» **Given problem**:
Below are some records: retype them all exactly, but not the pictures.

Start

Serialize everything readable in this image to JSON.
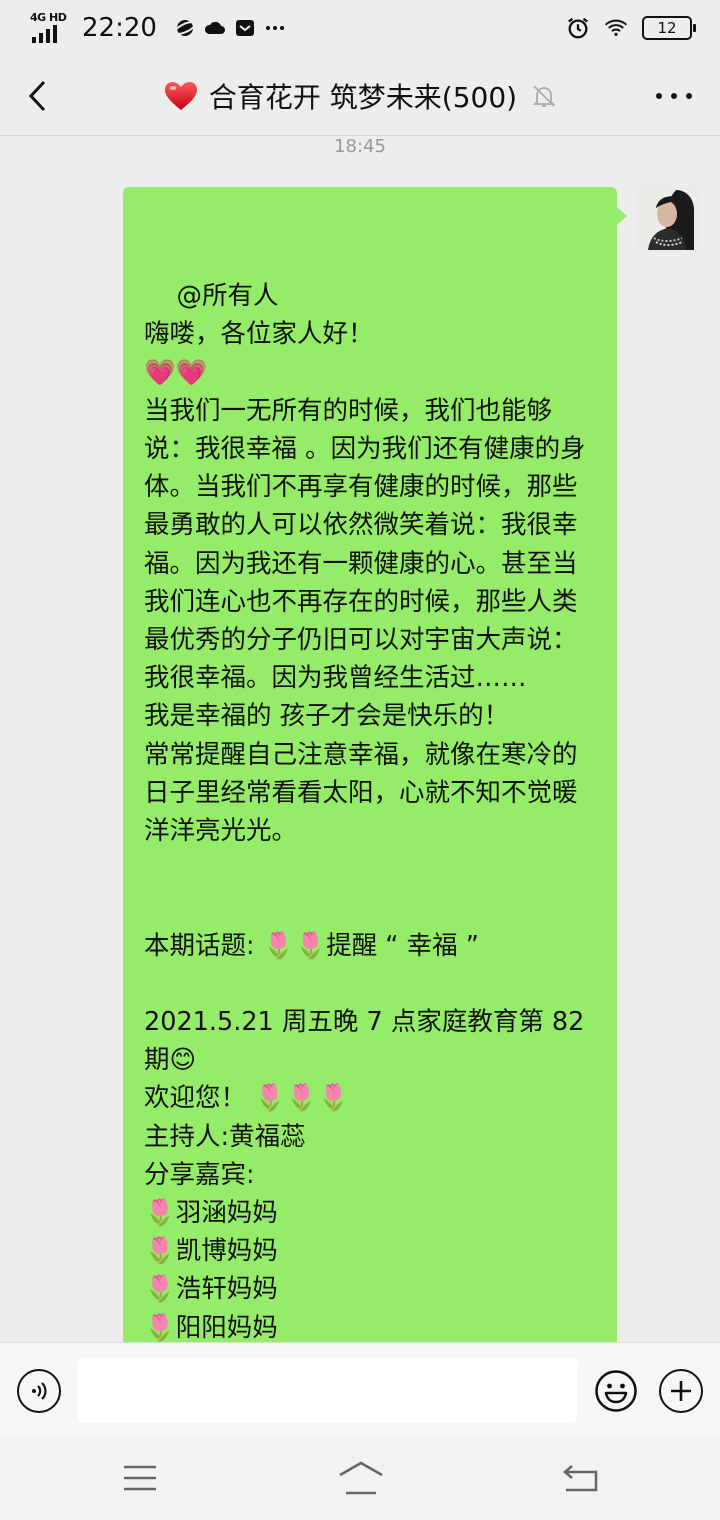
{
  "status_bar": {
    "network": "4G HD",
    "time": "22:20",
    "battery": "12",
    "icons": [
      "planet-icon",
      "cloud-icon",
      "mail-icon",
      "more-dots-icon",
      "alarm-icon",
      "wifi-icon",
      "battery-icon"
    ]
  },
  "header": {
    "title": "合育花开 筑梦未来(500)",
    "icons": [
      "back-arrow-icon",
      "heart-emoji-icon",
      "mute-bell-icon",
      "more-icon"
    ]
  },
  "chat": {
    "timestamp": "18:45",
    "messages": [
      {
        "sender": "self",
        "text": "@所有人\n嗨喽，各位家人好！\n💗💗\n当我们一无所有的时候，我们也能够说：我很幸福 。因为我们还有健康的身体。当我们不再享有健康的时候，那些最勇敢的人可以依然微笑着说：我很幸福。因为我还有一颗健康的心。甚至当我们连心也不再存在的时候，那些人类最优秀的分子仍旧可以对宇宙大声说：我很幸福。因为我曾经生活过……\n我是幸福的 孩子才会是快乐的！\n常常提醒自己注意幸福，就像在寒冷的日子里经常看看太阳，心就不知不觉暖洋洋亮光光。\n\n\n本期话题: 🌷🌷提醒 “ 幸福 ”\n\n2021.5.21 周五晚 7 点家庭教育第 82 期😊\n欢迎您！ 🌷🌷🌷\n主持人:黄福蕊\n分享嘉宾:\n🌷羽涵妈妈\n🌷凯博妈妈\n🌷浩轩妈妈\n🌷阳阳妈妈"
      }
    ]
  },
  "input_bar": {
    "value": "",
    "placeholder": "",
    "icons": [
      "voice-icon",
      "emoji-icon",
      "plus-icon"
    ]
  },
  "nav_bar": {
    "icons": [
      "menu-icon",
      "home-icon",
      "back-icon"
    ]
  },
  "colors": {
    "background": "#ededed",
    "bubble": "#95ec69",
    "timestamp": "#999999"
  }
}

End

» **Answer**:
Serialize everything readable in this image to JSON.
{
  "status_bar": {
    "network": "4G HD",
    "time": "22:20",
    "battery": "12",
    "icons": [
      "planet-icon",
      "cloud-icon",
      "mail-icon",
      "more-dots-icon",
      "alarm-icon",
      "wifi-icon",
      "battery-icon"
    ]
  },
  "header": {
    "title": "合育花开 筑梦未来(500)",
    "icons": [
      "back-arrow-icon",
      "heart-emoji-icon",
      "mute-bell-icon",
      "more-icon"
    ]
  },
  "chat": {
    "timestamp": "18:45",
    "messages": [
      {
        "sender": "self",
        "text": "@所有人\n嗨喽，各位家人好！\n💗💗\n当我们一无所有的时候，我们也能够说：我很幸福 。因为我们还有健康的身体。当我们不再享有健康的时候，那些最勇敢的人可以依然微笑着说：我很幸福。因为我还有一颗健康的心。甚至当我们连心也不再存在的时候，那些人类最优秀的分子仍旧可以对宇宙大声说：我很幸福。因为我曾经生活过……\n我是幸福的 孩子才会是快乐的！\n常常提醒自己注意幸福，就像在寒冷的日子里经常看看太阳，心就不知不觉暖洋洋亮光光。\n\n\n本期话题: 🌷🌷提醒 “ 幸福 ”\n\n2021.5.21 周五晚 7 点家庭教育第 82 期😊\n欢迎您！ 🌷🌷🌷\n主持人:黄福蕊\n分享嘉宾:\n🌷羽涵妈妈\n🌷凯博妈妈\n🌷浩轩妈妈\n🌷阳阳妈妈"
      }
    ]
  },
  "input_bar": {
    "value": "",
    "placeholder": "",
    "icons": [
      "voice-icon",
      "emoji-icon",
      "plus-icon"
    ]
  },
  "nav_bar": {
    "icons": [
      "menu-icon",
      "home-icon",
      "back-icon"
    ]
  },
  "colors": {
    "background": "#ededed",
    "bubble": "#95ec69",
    "timestamp": "#999999"
  }
}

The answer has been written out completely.